══ Provided records ══
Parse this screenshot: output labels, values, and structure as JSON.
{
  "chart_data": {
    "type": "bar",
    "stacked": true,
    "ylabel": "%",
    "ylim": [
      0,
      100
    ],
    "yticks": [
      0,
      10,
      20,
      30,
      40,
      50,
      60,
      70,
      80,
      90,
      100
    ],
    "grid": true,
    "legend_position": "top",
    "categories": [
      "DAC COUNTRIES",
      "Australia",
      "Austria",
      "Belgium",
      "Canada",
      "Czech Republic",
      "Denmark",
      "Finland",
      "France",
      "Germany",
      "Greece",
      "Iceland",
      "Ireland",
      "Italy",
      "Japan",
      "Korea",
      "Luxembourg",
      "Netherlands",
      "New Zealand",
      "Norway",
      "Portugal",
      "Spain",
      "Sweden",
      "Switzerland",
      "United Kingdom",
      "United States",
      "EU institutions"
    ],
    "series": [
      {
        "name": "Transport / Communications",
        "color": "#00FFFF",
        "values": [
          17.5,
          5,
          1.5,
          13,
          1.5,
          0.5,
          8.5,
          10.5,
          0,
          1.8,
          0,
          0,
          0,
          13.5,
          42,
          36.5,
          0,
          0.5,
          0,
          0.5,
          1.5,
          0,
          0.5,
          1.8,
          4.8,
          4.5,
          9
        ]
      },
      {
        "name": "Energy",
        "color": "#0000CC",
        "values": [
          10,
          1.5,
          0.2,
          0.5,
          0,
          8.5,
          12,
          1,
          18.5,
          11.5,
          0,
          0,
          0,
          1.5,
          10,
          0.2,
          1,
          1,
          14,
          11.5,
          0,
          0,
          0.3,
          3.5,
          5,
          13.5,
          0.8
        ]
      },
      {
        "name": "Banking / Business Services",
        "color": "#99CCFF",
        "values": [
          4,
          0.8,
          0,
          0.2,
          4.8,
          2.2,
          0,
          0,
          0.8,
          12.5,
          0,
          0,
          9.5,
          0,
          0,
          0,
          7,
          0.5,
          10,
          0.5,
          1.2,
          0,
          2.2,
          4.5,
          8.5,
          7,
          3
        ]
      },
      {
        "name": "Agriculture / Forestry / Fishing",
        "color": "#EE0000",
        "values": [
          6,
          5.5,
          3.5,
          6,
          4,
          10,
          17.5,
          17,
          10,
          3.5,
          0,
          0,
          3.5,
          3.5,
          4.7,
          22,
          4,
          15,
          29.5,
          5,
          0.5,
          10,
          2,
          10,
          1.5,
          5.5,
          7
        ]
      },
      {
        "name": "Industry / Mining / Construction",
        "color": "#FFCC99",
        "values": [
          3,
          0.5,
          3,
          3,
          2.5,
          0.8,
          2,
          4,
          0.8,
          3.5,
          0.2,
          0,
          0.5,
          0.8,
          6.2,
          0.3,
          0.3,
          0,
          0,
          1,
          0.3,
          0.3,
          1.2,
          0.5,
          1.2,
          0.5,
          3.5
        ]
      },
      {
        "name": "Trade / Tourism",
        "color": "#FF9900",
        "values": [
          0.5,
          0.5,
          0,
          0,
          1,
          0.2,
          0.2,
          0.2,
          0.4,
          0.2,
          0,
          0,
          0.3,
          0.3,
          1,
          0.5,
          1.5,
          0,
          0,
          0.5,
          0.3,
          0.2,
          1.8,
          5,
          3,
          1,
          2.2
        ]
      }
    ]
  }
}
═══
Exercise details: Give back the data above exactly as it appears.

Exercise result:
Parse this screenshot: output labels, values, and structure as JSON.
{
  "chart_data": {
    "type": "bar",
    "stacked": true,
    "ylabel": "%",
    "ylim": [
      0,
      100
    ],
    "yticks": [
      0,
      10,
      20,
      30,
      40,
      50,
      60,
      70,
      80,
      90,
      100
    ],
    "grid": true,
    "legend_position": "top",
    "categories": [
      "DAC COUNTRIES",
      "Australia",
      "Austria",
      "Belgium",
      "Canada",
      "Czech Republic",
      "Denmark",
      "Finland",
      "France",
      "Germany",
      "Greece",
      "Iceland",
      "Ireland",
      "Italy",
      "Japan",
      "Korea",
      "Luxembourg",
      "Netherlands",
      "New Zealand",
      "Norway",
      "Portugal",
      "Spain",
      "Sweden",
      "Switzerland",
      "United Kingdom",
      "United States",
      "EU institutions"
    ],
    "series": [
      {
        "name": "Transport / Communications",
        "color": "#00FFFF",
        "values": [
          17.5,
          5,
          1.5,
          13,
          1.5,
          0.5,
          8.5,
          10.5,
          0,
          1.8,
          0,
          0,
          0,
          13.5,
          42,
          36.5,
          0,
          0.5,
          0,
          0.5,
          1.5,
          0,
          0.5,
          1.8,
          4.8,
          4.5,
          9
        ]
      },
      {
        "name": "Energy",
        "color": "#0000CC",
        "values": [
          10,
          1.5,
          0.2,
          0.5,
          0,
          8.5,
          12,
          1,
          18.5,
          11.5,
          0,
          0,
          0,
          1.5,
          10,
          0.2,
          1,
          1,
          14,
          11.5,
          0,
          0,
          0.3,
          3.5,
          5,
          13.5,
          0.8
        ]
      },
      {
        "name": "Banking / Business Services",
        "color": "#99CCFF",
        "values": [
          4,
          0.8,
          0,
          0.2,
          4.8,
          2.2,
          0,
          0,
          0.8,
          12.5,
          0,
          0,
          9.5,
          0,
          0,
          0,
          7,
          0.5,
          10,
          0.5,
          1.2,
          0,
          2.2,
          4.5,
          8.5,
          7,
          3
        ]
      },
      {
        "name": "Agriculture / Forestry / Fishing",
        "color": "#EE0000",
        "values": [
          6,
          5.5,
          3.5,
          6,
          4,
          10,
          17.5,
          17,
          10,
          3.5,
          0,
          0,
          3.5,
          3.5,
          4.7,
          22,
          4,
          15,
          29.5,
          5,
          0.5,
          10,
          2,
          10,
          1.5,
          5.5,
          7
        ]
      },
      {
        "name": "Industry / Mining / Construction",
        "color": "#FFCC99",
        "values": [
          3,
          0.5,
          3,
          3,
          2.5,
          0.8,
          2,
          4,
          0.8,
          3.5,
          0.2,
          0,
          0.5,
          0.8,
          6.2,
          0.3,
          0.3,
          0,
          0,
          1,
          0.3,
          0.3,
          1.2,
          0.5,
          1.2,
          0.5,
          3.5
        ]
      },
      {
        "name": "Trade / Tourism",
        "color": "#FF9900",
        "values": [
          0.5,
          0.5,
          0,
          0,
          1,
          0.2,
          0.2,
          0.2,
          0.4,
          0.2,
          0,
          0,
          0.3,
          0.3,
          1,
          0.5,
          1.5,
          0,
          0,
          0.5,
          0.3,
          0.2,
          1.8,
          5,
          3,
          1,
          2.2
        ]
      }
    ]
  }
}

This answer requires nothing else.